Data listing:
↓

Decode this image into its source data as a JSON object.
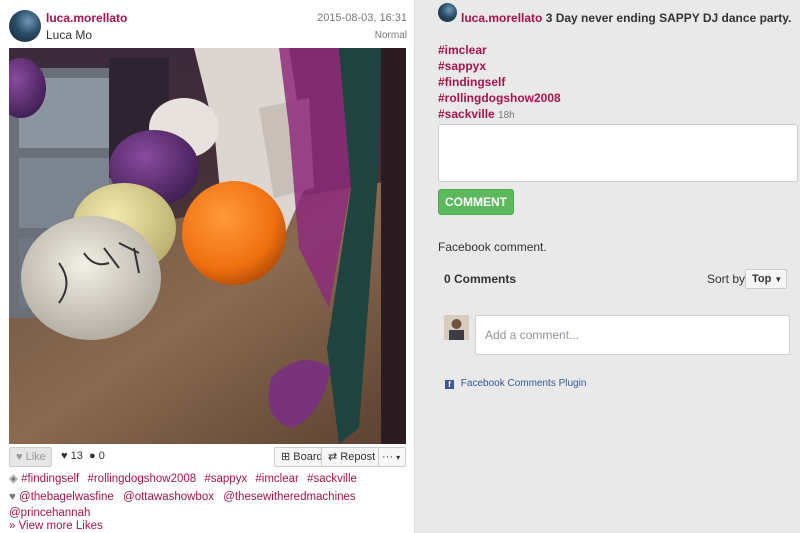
{
  "post": {
    "username": "luca.morellato",
    "full_name": "Luca Mo",
    "timestamp": "2015-08-03, 16:31",
    "filter": "Normal",
    "like_label": "Like",
    "like_count": "13",
    "comment_count": "0",
    "board_label": "Board",
    "repost_label": "Repost",
    "more_label": "···",
    "tags": [
      "#findingself",
      "#rollingdogshow2008",
      "#sappyx",
      "#imclear",
      "#sackville"
    ],
    "likers": [
      "@thebagelwasfine",
      "@ottawashowbox",
      "@thesewitheredmachines",
      "@princehannah"
    ],
    "view_more_likes": "» View more Likes"
  },
  "caption": {
    "username": "luca.morellato",
    "text": "3 Day never ending SAPPY DJ dance party.",
    "hashtags": [
      "#imclear",
      "#sappyx",
      "#findingself",
      "#rollingdogshow2008",
      "#sackville"
    ],
    "age": "18h"
  },
  "comment_form": {
    "button_label": "COMMENT",
    "facebook_label": "Facebook comment."
  },
  "facebook": {
    "count_label": "0 Comments",
    "sort_label": "Sort by",
    "sort_value": "Top",
    "placeholder": "Add a comment...",
    "plugin_label": "Facebook Comments Plugin"
  },
  "colors": {
    "accent": "#a3154d",
    "comment_button": "#5cb85c",
    "facebook_blue": "#3b5998"
  },
  "icons": [
    "heart-icon",
    "speech-bubble-icon",
    "plus-square-icon",
    "repost-icon",
    "tag-icon",
    "facebook-icon",
    "chevron-down-icon"
  ]
}
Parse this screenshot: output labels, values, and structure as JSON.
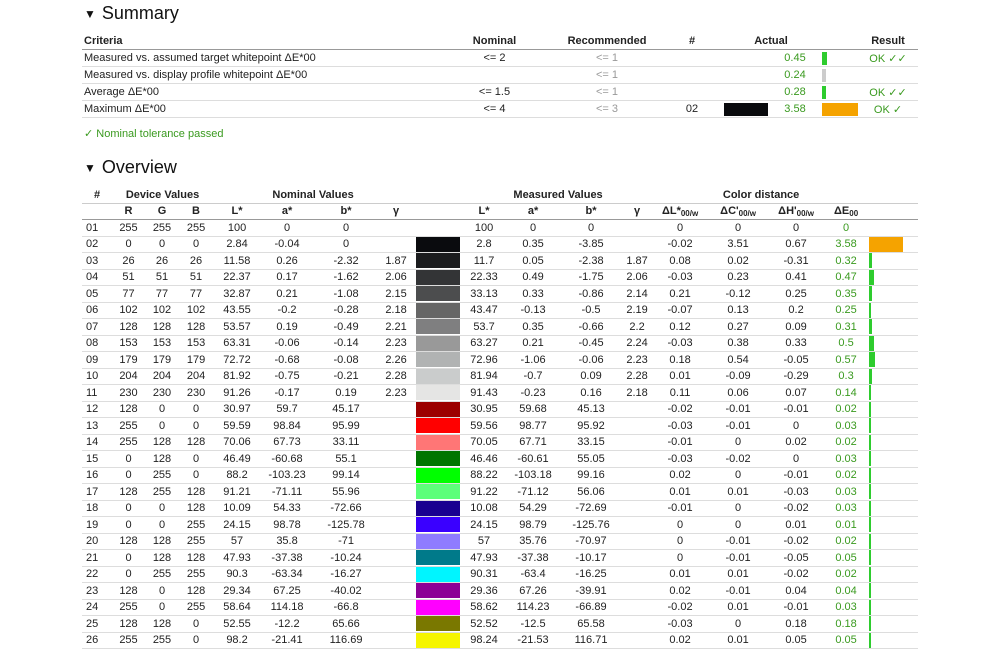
{
  "summary": {
    "title": "Summary",
    "headers": {
      "criteria": "Criteria",
      "nominal": "Nominal",
      "recommended": "Recommended",
      "num": "#",
      "actual": "Actual",
      "result": "Result"
    },
    "rows": [
      {
        "criteria": "Measured vs. assumed target whitepoint ΔE*00",
        "nominal": "<= 2",
        "recommended": "<= 1",
        "num": "",
        "actual": "0.45",
        "result": "OK ✓✓",
        "bar_fraction": 0.14,
        "bar_color": "#2ecc2e",
        "swatch": ""
      },
      {
        "criteria": "Measured vs. display profile whitepoint ΔE*00",
        "nominal": "",
        "recommended": "<= 1",
        "num": "",
        "actual": "0.24",
        "result": "",
        "bar_fraction": 0.08,
        "bar_color": "#cccccc",
        "swatch": ""
      },
      {
        "criteria": "Average ΔE*00",
        "nominal": "<= 1.5",
        "recommended": "<= 1",
        "num": "",
        "actual": "0.28",
        "result": "OK ✓✓",
        "bar_fraction": 0.09,
        "bar_color": "#2ecc2e",
        "swatch": ""
      },
      {
        "criteria": "Maximum ΔE*00",
        "nominal": "<= 4",
        "recommended": "<= 3",
        "num": "02",
        "actual": "3.58",
        "result": "OK ✓",
        "bar_fraction": 1.0,
        "bar_color": "#f5a300",
        "swatch": "#090a0d"
      }
    ],
    "tolerance_note": "✓ Nominal tolerance passed"
  },
  "overview": {
    "title": "Overview",
    "group_headers": {
      "num": "#",
      "device": "Device Values",
      "nominal": "Nominal Values",
      "measured": "Measured Values",
      "distance": "Color distance"
    },
    "columns": {
      "r": "R",
      "g": "G",
      "b": "B",
      "L": "L*",
      "a": "a*",
      "bstar": "b*",
      "gamma": "γ",
      "dL": "ΔL*",
      "dC": "ΔC'",
      "dH": "ΔH'",
      "dE": "ΔE",
      "sub_w": "00/w",
      "sub_00": "00"
    },
    "rows": [
      {
        "n": "01",
        "r": "255",
        "g": "255",
        "b": "255",
        "nL": "100",
        "na": "0",
        "nb": "0",
        "ng": "",
        "sw": "#ffffff",
        "mL": "100",
        "ma": "0",
        "mb": "0",
        "mg": "",
        "dL": "0",
        "dC": "0",
        "dH": "0",
        "dE": "0",
        "dEv": 0
      },
      {
        "n": "02",
        "r": "0",
        "g": "0",
        "b": "0",
        "nL": "2.84",
        "na": "-0.04",
        "nb": "0",
        "ng": "",
        "sw": "#0a0b0e",
        "mL": "2.8",
        "ma": "0.35",
        "mb": "-3.85",
        "mg": "",
        "dL": "-0.02",
        "dC": "3.51",
        "dH": "0.67",
        "dE": "3.58",
        "dEv": 3.58
      },
      {
        "n": "03",
        "r": "26",
        "g": "26",
        "b": "26",
        "nL": "11.58",
        "na": "0.26",
        "nb": "-2.32",
        "ng": "1.87",
        "sw": "#1b1c1e",
        "mL": "11.7",
        "ma": "0.05",
        "mb": "-2.38",
        "mg": "1.87",
        "dL": "0.08",
        "dC": "0.02",
        "dH": "-0.31",
        "dE": "0.32",
        "dEv": 0.32
      },
      {
        "n": "04",
        "r": "51",
        "g": "51",
        "b": "51",
        "nL": "22.37",
        "na": "0.17",
        "nb": "-1.62",
        "ng": "2.06",
        "sw": "#333436",
        "mL": "22.33",
        "ma": "0.49",
        "mb": "-1.75",
        "mg": "2.06",
        "dL": "-0.03",
        "dC": "0.23",
        "dH": "0.41",
        "dE": "0.47",
        "dEv": 0.47
      },
      {
        "n": "05",
        "r": "77",
        "g": "77",
        "b": "77",
        "nL": "32.87",
        "na": "0.21",
        "nb": "-1.08",
        "ng": "2.15",
        "sw": "#4c4d4e",
        "mL": "33.13",
        "ma": "0.33",
        "mb": "-0.86",
        "mg": "2.14",
        "dL": "0.21",
        "dC": "-0.12",
        "dH": "0.25",
        "dE": "0.35",
        "dEv": 0.35
      },
      {
        "n": "06",
        "r": "102",
        "g": "102",
        "b": "102",
        "nL": "43.55",
        "na": "-0.2",
        "nb": "-0.28",
        "ng": "2.18",
        "sw": "#666666",
        "mL": "43.47",
        "ma": "-0.13",
        "mb": "-0.5",
        "mg": "2.19",
        "dL": "-0.07",
        "dC": "0.13",
        "dH": "0.2",
        "dE": "0.25",
        "dEv": 0.25
      },
      {
        "n": "07",
        "r": "128",
        "g": "128",
        "b": "128",
        "nL": "53.57",
        "na": "0.19",
        "nb": "-0.49",
        "ng": "2.21",
        "sw": "#7f7f80",
        "mL": "53.7",
        "ma": "0.35",
        "mb": "-0.66",
        "mg": "2.2",
        "dL": "0.12",
        "dC": "0.27",
        "dH": "0.09",
        "dE": "0.31",
        "dEv": 0.31
      },
      {
        "n": "08",
        "r": "153",
        "g": "153",
        "b": "153",
        "nL": "63.31",
        "na": "-0.06",
        "nb": "-0.14",
        "ng": "2.23",
        "sw": "#999999",
        "mL": "63.27",
        "ma": "0.21",
        "mb": "-0.45",
        "mg": "2.24",
        "dL": "-0.03",
        "dC": "0.38",
        "dH": "0.33",
        "dE": "0.5",
        "dEv": 0.5
      },
      {
        "n": "09",
        "r": "179",
        "g": "179",
        "b": "179",
        "nL": "72.72",
        "na": "-0.68",
        "nb": "-0.08",
        "ng": "2.26",
        "sw": "#b1b3b3",
        "mL": "72.96",
        "ma": "-1.06",
        "mb": "-0.06",
        "mg": "2.23",
        "dL": "0.18",
        "dC": "0.54",
        "dH": "-0.05",
        "dE": "0.57",
        "dEv": 0.57
      },
      {
        "n": "10",
        "r": "204",
        "g": "204",
        "b": "204",
        "nL": "81.92",
        "na": "-0.75",
        "nb": "-0.21",
        "ng": "2.28",
        "sw": "#cacccc",
        "mL": "81.94",
        "ma": "-0.7",
        "mb": "0.09",
        "mg": "2.28",
        "dL": "0.01",
        "dC": "-0.09",
        "dH": "-0.29",
        "dE": "0.3",
        "dEv": 0.3
      },
      {
        "n": "11",
        "r": "230",
        "g": "230",
        "b": "230",
        "nL": "91.26",
        "na": "-0.17",
        "nb": "0.19",
        "ng": "2.23",
        "sw": "#e5e5e4",
        "mL": "91.43",
        "ma": "-0.23",
        "mb": "0.16",
        "mg": "2.18",
        "dL": "0.11",
        "dC": "0.06",
        "dH": "0.07",
        "dE": "0.14",
        "dEv": 0.14
      },
      {
        "n": "12",
        "r": "128",
        "g": "0",
        "b": "0",
        "nL": "30.97",
        "na": "59.7",
        "nb": "45.17",
        "ng": "",
        "sw": "#9c0000",
        "mL": "30.95",
        "ma": "59.68",
        "mb": "45.13",
        "mg": "",
        "dL": "-0.02",
        "dC": "-0.01",
        "dH": "-0.01",
        "dE": "0.02",
        "dEv": 0.02
      },
      {
        "n": "13",
        "r": "255",
        "g": "0",
        "b": "0",
        "nL": "59.59",
        "na": "98.84",
        "nb": "95.99",
        "ng": "",
        "sw": "#ff0000",
        "mL": "59.56",
        "ma": "98.77",
        "mb": "95.92",
        "mg": "",
        "dL": "-0.03",
        "dC": "-0.01",
        "dH": "0",
        "dE": "0.03",
        "dEv": 0.03
      },
      {
        "n": "14",
        "r": "255",
        "g": "128",
        "b": "128",
        "nL": "70.06",
        "na": "67.73",
        "nb": "33.11",
        "ng": "",
        "sw": "#ff7676",
        "mL": "70.05",
        "ma": "67.71",
        "mb": "33.15",
        "mg": "",
        "dL": "-0.01",
        "dC": "0",
        "dH": "0.02",
        "dE": "0.02",
        "dEv": 0.02
      },
      {
        "n": "15",
        "r": "0",
        "g": "128",
        "b": "0",
        "nL": "46.49",
        "na": "-60.68",
        "nb": "55.1",
        "ng": "",
        "sw": "#007500",
        "mL": "46.46",
        "ma": "-60.61",
        "mb": "55.05",
        "mg": "",
        "dL": "-0.03",
        "dC": "-0.02",
        "dH": "0",
        "dE": "0.03",
        "dEv": 0.03
      },
      {
        "n": "16",
        "r": "0",
        "g": "255",
        "b": "0",
        "nL": "88.2",
        "na": "-103.23",
        "nb": "99.14",
        "ng": "",
        "sw": "#00ff00",
        "mL": "88.22",
        "ma": "-103.18",
        "mb": "99.16",
        "mg": "",
        "dL": "0.02",
        "dC": "0",
        "dH": "-0.01",
        "dE": "0.02",
        "dEv": 0.02
      },
      {
        "n": "17",
        "r": "128",
        "g": "255",
        "b": "128",
        "nL": "91.21",
        "na": "-71.11",
        "nb": "55.96",
        "ng": "",
        "sw": "#5cff7a",
        "mL": "91.22",
        "ma": "-71.12",
        "mb": "56.06",
        "mg": "",
        "dL": "0.01",
        "dC": "0.01",
        "dH": "-0.03",
        "dE": "0.03",
        "dEv": 0.03
      },
      {
        "n": "18",
        "r": "0",
        "g": "0",
        "b": "128",
        "nL": "10.09",
        "na": "54.33",
        "nb": "-72.66",
        "ng": "",
        "sw": "#1a0090",
        "mL": "10.08",
        "ma": "54.29",
        "mb": "-72.69",
        "mg": "",
        "dL": "-0.01",
        "dC": "0",
        "dH": "-0.02",
        "dE": "0.03",
        "dEv": 0.03
      },
      {
        "n": "19",
        "r": "0",
        "g": "0",
        "b": "255",
        "nL": "24.15",
        "na": "98.78",
        "nb": "-125.78",
        "ng": "",
        "sw": "#3a00ff",
        "mL": "24.15",
        "ma": "98.79",
        "mb": "-125.76",
        "mg": "",
        "dL": "0",
        "dC": "0",
        "dH": "0.01",
        "dE": "0.01",
        "dEv": 0.01
      },
      {
        "n": "20",
        "r": "128",
        "g": "128",
        "b": "255",
        "nL": "57",
        "na": "35.8",
        "nb": "-71",
        "ng": "",
        "sw": "#8f7cff",
        "mL": "57",
        "ma": "35.76",
        "mb": "-70.97",
        "mg": "",
        "dL": "0",
        "dC": "-0.01",
        "dH": "-0.02",
        "dE": "0.02",
        "dEv": 0.02
      },
      {
        "n": "21",
        "r": "0",
        "g": "128",
        "b": "128",
        "nL": "47.93",
        "na": "-37.38",
        "nb": "-10.24",
        "ng": "",
        "sw": "#007a8a",
        "mL": "47.93",
        "ma": "-37.38",
        "mb": "-10.17",
        "mg": "",
        "dL": "0",
        "dC": "-0.01",
        "dH": "-0.05",
        "dE": "0.05",
        "dEv": 0.05
      },
      {
        "n": "22",
        "r": "0",
        "g": "255",
        "b": "255",
        "nL": "90.3",
        "na": "-63.34",
        "nb": "-16.27",
        "ng": "",
        "sw": "#00f5ff",
        "mL": "90.31",
        "ma": "-63.4",
        "mb": "-16.25",
        "mg": "",
        "dL": "0.01",
        "dC": "0.01",
        "dH": "-0.02",
        "dE": "0.02",
        "dEv": 0.02
      },
      {
        "n": "23",
        "r": "128",
        "g": "0",
        "b": "128",
        "nL": "29.34",
        "na": "67.25",
        "nb": "-40.02",
        "ng": "",
        "sw": "#8c0096",
        "mL": "29.36",
        "ma": "67.26",
        "mb": "-39.91",
        "mg": "",
        "dL": "0.02",
        "dC": "-0.01",
        "dH": "0.04",
        "dE": "0.04",
        "dEv": 0.04
      },
      {
        "n": "24",
        "r": "255",
        "g": "0",
        "b": "255",
        "nL": "58.64",
        "na": "114.18",
        "nb": "-66.8",
        "ng": "",
        "sw": "#ff00ff",
        "mL": "58.62",
        "ma": "114.23",
        "mb": "-66.89",
        "mg": "",
        "dL": "-0.02",
        "dC": "0.01",
        "dH": "-0.01",
        "dE": "0.03",
        "dEv": 0.03
      },
      {
        "n": "25",
        "r": "128",
        "g": "128",
        "b": "0",
        "nL": "52.55",
        "na": "-12.2",
        "nb": "65.66",
        "ng": "",
        "sw": "#7a7800",
        "mL": "52.52",
        "ma": "-12.5",
        "mb": "65.58",
        "mg": "",
        "dL": "-0.03",
        "dC": "0",
        "dH": "0.18",
        "dE": "0.18",
        "dEv": 0.18
      },
      {
        "n": "26",
        "r": "255",
        "g": "255",
        "b": "0",
        "nL": "98.2",
        "na": "-21.41",
        "nb": "116.69",
        "ng": "",
        "sw": "#f5f500",
        "mL": "98.24",
        "ma": "-21.53",
        "mb": "116.71",
        "mg": "",
        "dL": "0.02",
        "dC": "0.01",
        "dH": "0.05",
        "dE": "0.05",
        "dEv": 0.05
      }
    ],
    "colors": {
      "ok_green": "#3a9a1f",
      "bar_green": "#2ecc2e",
      "bar_orange": "#f5a300"
    }
  }
}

↑

Exercise task
Scan the entries above for the word "Comments" and collect each line holding it.

Exercise output
    "count_label": "0 Comments",
    "plugin_label": "Facebook Comments Plugin"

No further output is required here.